[Stored records]
******

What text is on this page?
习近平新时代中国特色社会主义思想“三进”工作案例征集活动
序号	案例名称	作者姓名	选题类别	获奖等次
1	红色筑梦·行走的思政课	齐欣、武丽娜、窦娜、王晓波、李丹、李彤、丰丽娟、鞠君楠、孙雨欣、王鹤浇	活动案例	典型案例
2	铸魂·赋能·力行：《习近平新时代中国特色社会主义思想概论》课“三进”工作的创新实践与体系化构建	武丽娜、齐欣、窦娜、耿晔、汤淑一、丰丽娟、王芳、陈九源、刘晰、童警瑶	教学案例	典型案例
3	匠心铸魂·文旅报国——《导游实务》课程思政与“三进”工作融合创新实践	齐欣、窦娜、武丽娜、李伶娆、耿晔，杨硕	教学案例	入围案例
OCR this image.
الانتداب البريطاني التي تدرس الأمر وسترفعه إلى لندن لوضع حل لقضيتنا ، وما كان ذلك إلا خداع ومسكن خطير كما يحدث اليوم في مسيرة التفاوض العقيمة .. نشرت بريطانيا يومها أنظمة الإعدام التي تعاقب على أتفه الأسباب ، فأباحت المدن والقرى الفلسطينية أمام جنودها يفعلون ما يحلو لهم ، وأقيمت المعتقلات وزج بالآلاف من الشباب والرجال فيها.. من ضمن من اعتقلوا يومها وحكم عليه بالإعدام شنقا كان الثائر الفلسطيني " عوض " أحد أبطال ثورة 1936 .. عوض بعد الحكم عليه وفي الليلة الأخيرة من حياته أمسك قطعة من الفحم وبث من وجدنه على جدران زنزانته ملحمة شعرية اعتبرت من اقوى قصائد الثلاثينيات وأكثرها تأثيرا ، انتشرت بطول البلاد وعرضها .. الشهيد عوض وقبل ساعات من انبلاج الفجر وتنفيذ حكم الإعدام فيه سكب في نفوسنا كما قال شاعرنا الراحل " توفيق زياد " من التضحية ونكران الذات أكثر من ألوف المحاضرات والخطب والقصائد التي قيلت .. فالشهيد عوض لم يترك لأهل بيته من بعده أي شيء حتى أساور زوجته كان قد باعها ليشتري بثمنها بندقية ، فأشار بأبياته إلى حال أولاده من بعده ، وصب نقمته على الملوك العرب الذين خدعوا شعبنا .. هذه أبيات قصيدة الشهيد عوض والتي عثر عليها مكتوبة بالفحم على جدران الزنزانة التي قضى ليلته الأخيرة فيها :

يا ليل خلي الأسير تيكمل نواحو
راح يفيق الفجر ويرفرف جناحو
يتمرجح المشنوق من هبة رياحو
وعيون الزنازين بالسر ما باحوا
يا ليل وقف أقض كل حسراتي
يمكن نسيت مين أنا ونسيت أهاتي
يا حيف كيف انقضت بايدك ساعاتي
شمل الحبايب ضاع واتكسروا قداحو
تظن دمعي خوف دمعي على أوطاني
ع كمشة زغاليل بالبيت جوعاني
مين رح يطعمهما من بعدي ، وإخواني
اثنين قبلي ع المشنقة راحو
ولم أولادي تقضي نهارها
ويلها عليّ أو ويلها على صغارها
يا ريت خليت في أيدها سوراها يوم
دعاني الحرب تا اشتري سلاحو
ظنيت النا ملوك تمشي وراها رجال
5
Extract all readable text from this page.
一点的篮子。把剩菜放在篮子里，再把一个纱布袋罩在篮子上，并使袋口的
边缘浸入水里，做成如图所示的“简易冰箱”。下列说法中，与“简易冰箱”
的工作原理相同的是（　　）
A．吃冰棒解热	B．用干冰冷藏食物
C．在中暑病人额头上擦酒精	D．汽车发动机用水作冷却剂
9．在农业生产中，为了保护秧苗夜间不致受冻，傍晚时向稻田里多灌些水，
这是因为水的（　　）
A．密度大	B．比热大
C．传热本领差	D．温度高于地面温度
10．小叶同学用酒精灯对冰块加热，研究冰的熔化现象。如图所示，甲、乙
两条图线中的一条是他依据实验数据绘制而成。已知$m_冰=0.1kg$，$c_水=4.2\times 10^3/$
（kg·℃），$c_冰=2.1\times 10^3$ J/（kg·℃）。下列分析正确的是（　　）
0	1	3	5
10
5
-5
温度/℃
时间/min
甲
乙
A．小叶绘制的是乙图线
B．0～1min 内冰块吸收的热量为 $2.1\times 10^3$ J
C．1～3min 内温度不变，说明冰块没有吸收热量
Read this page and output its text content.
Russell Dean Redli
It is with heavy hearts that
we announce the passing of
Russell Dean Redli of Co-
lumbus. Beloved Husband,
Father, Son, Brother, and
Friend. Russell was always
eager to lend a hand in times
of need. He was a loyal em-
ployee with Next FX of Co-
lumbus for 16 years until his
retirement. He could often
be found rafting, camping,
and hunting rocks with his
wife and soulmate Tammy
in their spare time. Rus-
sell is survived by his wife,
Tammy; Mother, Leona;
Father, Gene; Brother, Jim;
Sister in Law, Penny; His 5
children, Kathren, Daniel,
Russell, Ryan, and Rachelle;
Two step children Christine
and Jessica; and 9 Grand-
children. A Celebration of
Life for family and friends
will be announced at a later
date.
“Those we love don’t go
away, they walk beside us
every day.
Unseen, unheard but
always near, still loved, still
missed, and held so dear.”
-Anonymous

******

§ **STATED EXERCISE**: In the listing, find each line with the string "wife" and copy it.

§ **OUTPUT FOR THIS EXERCISE**:
wife and soulmate Tammy
sell is survived by his wife,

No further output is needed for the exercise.